*** EXERCISE INPUT ***

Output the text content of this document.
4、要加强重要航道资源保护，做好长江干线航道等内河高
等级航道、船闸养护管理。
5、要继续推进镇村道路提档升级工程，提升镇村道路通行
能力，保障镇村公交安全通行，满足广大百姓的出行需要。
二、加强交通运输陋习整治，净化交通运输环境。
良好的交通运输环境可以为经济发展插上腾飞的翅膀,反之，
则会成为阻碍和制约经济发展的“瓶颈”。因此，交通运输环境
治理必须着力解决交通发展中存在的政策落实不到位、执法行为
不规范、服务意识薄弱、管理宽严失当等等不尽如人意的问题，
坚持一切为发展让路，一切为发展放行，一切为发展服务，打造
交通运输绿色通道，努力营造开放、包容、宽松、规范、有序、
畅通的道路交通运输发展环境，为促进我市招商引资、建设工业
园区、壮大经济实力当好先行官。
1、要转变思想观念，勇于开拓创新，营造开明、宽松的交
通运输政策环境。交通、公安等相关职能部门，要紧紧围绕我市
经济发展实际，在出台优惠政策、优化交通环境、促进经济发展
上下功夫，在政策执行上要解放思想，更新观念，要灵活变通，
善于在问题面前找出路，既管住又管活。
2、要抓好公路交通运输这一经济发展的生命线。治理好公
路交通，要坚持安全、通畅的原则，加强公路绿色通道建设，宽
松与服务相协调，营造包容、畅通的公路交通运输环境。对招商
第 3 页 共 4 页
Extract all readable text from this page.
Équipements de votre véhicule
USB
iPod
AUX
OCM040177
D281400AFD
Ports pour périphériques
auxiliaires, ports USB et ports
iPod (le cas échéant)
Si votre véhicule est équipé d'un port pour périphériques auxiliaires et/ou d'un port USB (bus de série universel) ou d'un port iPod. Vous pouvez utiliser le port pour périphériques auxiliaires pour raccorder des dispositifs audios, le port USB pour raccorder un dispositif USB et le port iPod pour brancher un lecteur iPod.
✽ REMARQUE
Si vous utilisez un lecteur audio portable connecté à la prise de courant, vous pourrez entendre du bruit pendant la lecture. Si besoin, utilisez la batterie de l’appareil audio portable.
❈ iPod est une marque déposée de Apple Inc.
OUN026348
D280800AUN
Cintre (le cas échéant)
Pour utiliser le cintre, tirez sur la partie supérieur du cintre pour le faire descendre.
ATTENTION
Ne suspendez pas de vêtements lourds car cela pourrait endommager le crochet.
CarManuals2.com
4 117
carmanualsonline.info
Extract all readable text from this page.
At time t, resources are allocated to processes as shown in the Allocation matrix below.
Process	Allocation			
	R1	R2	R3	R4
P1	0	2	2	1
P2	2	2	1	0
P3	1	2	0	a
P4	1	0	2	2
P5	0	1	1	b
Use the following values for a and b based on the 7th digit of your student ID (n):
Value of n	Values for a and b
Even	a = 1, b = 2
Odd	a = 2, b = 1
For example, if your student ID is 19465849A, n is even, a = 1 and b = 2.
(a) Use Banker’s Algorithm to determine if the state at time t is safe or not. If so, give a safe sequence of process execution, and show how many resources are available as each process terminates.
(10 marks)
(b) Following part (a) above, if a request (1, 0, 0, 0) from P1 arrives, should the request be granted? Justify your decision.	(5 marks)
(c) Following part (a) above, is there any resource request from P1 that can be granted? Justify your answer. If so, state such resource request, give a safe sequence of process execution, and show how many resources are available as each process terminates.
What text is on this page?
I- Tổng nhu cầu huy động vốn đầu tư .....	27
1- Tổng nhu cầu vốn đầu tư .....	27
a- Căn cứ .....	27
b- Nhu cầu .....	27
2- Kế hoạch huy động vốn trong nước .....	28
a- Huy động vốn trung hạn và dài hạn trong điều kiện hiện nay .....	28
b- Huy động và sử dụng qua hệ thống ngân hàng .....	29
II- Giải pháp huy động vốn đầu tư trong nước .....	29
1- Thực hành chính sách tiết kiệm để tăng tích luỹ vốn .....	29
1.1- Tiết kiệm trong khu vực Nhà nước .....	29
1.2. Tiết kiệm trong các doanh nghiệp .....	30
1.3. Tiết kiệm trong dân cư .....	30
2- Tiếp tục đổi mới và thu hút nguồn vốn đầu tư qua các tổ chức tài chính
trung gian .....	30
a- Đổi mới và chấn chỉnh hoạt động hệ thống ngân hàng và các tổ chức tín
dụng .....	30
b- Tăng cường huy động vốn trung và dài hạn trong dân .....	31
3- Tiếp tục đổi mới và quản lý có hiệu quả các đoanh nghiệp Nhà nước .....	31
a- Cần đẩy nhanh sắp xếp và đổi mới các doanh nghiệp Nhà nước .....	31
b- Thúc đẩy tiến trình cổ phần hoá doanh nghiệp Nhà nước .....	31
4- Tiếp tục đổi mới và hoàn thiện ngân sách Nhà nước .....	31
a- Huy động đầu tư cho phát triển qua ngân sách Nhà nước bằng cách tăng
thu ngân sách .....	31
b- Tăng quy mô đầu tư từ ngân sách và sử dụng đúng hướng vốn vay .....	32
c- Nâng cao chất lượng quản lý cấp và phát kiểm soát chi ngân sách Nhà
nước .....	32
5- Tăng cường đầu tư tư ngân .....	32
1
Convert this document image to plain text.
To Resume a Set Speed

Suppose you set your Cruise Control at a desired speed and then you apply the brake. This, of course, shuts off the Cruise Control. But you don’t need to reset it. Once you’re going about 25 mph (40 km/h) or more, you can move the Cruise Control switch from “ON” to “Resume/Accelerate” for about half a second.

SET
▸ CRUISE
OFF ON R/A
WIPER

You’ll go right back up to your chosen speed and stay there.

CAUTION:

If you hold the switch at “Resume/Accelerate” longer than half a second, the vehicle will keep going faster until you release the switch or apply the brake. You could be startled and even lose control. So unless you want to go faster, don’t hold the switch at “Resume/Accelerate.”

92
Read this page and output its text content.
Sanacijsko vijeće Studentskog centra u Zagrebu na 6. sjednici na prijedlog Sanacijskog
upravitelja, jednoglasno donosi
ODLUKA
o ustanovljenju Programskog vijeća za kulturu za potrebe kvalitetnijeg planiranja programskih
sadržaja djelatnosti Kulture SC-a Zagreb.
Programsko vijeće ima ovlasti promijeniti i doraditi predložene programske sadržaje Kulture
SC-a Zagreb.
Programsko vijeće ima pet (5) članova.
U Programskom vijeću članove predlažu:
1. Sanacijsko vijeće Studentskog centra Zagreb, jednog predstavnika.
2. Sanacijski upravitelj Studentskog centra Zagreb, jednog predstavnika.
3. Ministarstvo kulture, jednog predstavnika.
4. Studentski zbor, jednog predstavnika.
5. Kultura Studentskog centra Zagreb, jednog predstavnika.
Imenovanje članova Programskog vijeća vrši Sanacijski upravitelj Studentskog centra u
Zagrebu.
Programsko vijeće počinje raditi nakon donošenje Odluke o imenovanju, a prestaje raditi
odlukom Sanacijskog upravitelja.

***

Above are the records. Copy every line in them holding "trung".

a- Huy động vốn trung hạn và dài hạn trong điều kiện hiện nay .....	28
trung gian .....	30
b- Tăng cường huy động vốn trung và dài hạn trong dân .....	31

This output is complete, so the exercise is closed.